WRITTEN EXERCISE
In the material below, find all lines with the string "ensure" and copy them.
****************
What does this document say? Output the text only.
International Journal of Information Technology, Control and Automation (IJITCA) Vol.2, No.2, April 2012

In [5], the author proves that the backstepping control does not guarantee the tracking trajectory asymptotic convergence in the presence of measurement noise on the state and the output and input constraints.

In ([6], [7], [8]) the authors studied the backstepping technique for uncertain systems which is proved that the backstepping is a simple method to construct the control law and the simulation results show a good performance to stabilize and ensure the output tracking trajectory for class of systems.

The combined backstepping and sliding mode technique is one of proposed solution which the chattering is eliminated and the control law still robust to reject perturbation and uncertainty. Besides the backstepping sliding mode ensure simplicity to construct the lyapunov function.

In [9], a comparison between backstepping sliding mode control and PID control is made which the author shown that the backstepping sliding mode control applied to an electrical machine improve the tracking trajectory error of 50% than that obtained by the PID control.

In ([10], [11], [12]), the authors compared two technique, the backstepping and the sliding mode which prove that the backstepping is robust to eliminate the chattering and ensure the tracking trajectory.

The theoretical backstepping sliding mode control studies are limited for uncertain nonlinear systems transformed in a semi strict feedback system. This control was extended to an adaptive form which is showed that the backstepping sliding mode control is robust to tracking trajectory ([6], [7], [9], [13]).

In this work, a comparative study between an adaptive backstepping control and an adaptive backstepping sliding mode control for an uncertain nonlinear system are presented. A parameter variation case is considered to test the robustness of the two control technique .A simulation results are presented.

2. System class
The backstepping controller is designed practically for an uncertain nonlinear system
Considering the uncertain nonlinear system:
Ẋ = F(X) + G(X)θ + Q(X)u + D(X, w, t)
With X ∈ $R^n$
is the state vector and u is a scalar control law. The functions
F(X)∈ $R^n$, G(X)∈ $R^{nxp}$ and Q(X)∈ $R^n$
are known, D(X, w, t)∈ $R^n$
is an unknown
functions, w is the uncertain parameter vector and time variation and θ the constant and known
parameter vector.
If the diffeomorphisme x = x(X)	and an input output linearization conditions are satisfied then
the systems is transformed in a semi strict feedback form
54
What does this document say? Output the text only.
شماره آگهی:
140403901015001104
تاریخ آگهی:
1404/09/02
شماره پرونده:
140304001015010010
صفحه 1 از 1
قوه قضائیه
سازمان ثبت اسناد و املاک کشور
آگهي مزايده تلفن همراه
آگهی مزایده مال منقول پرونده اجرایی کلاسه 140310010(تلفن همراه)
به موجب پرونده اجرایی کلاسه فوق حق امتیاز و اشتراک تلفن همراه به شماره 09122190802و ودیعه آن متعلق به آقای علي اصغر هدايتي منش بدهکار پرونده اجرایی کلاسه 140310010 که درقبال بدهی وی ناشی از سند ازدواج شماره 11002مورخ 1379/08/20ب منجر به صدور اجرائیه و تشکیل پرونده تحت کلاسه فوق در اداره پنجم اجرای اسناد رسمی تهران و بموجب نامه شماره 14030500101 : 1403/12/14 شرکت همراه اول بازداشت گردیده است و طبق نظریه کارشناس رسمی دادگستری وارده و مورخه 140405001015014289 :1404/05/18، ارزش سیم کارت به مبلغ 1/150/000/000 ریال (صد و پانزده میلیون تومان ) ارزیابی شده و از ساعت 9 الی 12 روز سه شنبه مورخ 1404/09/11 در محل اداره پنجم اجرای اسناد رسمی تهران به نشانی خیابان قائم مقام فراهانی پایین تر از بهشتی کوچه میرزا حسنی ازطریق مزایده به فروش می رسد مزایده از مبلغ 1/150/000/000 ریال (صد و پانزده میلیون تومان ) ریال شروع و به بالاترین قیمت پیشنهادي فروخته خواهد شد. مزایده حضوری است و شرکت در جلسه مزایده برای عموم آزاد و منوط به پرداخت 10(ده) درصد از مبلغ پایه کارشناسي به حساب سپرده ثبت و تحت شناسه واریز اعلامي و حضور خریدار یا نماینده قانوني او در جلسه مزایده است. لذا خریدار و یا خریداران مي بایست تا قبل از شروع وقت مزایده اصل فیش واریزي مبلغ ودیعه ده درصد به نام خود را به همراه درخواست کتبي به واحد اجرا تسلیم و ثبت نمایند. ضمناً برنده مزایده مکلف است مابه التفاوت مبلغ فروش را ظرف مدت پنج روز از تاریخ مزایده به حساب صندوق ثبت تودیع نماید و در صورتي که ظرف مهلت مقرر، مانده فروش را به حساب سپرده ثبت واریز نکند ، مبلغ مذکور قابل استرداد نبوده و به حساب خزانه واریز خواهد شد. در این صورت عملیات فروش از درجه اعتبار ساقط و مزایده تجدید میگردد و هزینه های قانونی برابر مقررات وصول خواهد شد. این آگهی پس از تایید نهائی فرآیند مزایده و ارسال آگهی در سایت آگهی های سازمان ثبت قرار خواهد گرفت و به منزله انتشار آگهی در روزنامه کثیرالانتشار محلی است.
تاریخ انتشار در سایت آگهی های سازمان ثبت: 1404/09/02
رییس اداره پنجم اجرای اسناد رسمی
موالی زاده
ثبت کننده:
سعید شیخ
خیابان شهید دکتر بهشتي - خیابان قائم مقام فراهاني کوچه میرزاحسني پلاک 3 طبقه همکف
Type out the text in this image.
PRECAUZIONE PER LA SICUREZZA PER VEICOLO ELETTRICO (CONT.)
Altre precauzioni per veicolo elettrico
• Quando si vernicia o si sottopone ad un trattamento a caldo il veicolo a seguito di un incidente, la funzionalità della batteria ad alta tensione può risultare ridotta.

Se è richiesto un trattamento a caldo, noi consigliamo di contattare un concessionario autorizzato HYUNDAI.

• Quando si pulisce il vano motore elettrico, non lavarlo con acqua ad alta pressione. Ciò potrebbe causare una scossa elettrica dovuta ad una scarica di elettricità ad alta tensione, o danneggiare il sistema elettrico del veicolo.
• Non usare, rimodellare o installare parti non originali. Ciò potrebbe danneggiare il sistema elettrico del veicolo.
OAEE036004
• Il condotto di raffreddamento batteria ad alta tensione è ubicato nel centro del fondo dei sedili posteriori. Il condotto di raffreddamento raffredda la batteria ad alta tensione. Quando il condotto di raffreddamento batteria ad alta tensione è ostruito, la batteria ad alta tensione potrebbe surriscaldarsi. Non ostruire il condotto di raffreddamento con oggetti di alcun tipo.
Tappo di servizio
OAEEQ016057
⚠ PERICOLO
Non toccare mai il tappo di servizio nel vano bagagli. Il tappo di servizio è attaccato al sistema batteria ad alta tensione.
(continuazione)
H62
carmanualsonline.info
****************
EXERCISE ANSWER
In ([6], [7], [8]) the authors studied the backstepping technique for uncertain systems which is proved that the backstepping is a simple method to construct the control law and the simulation results show a good performance to stabilize and ensure the output tracking trajectory for class of systems.
The combined backstepping and sliding mode technique is one of proposed solution which the chattering is eliminated and the control law still robust to reject perturbation and uncertainty. Besides the backstepping sliding mode ensure simplicity to construct the lyapunov function.
In ([10], [11], [12]), the authors compared two technique, the backstepping and the sliding mode which prove that the backstepping is robust to eliminate the chattering and ensure the tracking trajectory.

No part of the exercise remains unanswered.